[Items listed in a dataset]
════════════════════

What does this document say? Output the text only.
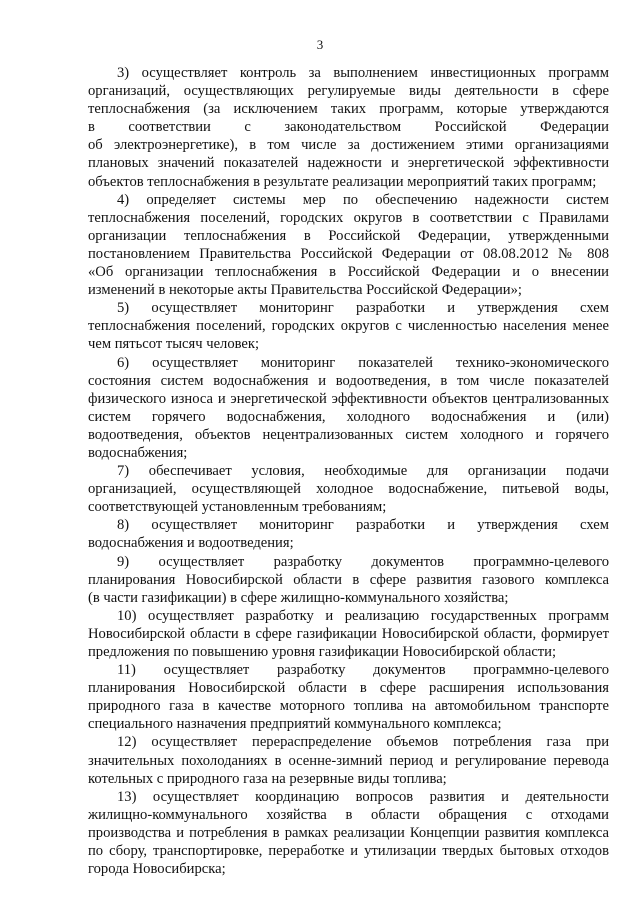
3
3) осуществляет контроль за выполнением инвестиционных программ
организаций, осуществляющих регулируемые виды деятельности в сфере
теплоснабжения (за исключением таких программ, которые утверждаются
в соответствии с законодательством Российской Федерации
об электроэнергетике), в том числе за достижением этими организациями
плановых значений показателей надежности и энергетической эффективности
объектов теплоснабжения в результате реализации мероприятий таких программ;
4) определяет системы мер по обеспечению надежности систем
теплоснабжения поселений, городских округов в соответствии с Правилами
организации теплоснабжения в Российской Федерации, утвержденными
постановлением Правительства Российской Федерации от 08.08.2012 № 808
«Об организации теплоснабжения в Российской Федерации и о внесении
изменений в некоторые акты Правительства Российской Федерации»;
5) осуществляет мониторинг разработки и утверждения схем
теплоснабжения поселений, городских округов с численностью населения менее
чем пятьсот тысяч человек;
6) осуществляет мониторинг показателей технико-экономического
состояния систем водоснабжения и водоотведения, в том числе показателей
физического износа и энергетической эффективности объектов централизованных
систем горячего водоснабжения, холодного водоснабжения и (или)
водоотведения, объектов нецентрализованных систем холодного и горячего
водоснабжения;
7) обеспечивает условия, необходимые для организации подачи
организацией, осуществляющей холодное водоснабжение, питьевой воды,
соответствующей установленным требованиям;
8) осуществляет мониторинг разработки и утверждения схем
водоснабжения и водоотведения;
9) осуществляет разработку документов программно-целевого
планирования Новосибирской области в сфере развития газового комплекса
(в части газификации) в сфере жилищно-коммунального хозяйства;
10) осуществляет разработку и реализацию государственных программ
Новосибирской области в сфере газификации Новосибирской области, формирует
предложения по повышению уровня газификации Новосибирской области;
11) осуществляет разработку документов программно-целевого
планирования Новосибирской области в сфере расширения использования
природного газа в качестве моторного топлива на автомобильном транспорте
специального назначения предприятий коммунального комплекса;
12) осуществляет перераспределение объемов потребления газа при
значительных похолоданиях в осенне-зимний период и регулирование перевода
котельных с природного газа на резервные виды топлива;
13) осуществляет координацию вопросов развития и деятельности
жилищно-коммунального хозяйства в области обращения с отходами
производства и потребления в рамках реализации Концепции развития комплекса
по сбору, транспортировке, переработке и утилизации твердых бытовых отходов
города Новосибирска;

════════════════════

__Set problem__
Go through the entries above and copy every line containing "природного".

__Written solution__
природного газа в качестве моторного топлива на автомобильном транспорте
котельных с природного газа на резервные виды топлива;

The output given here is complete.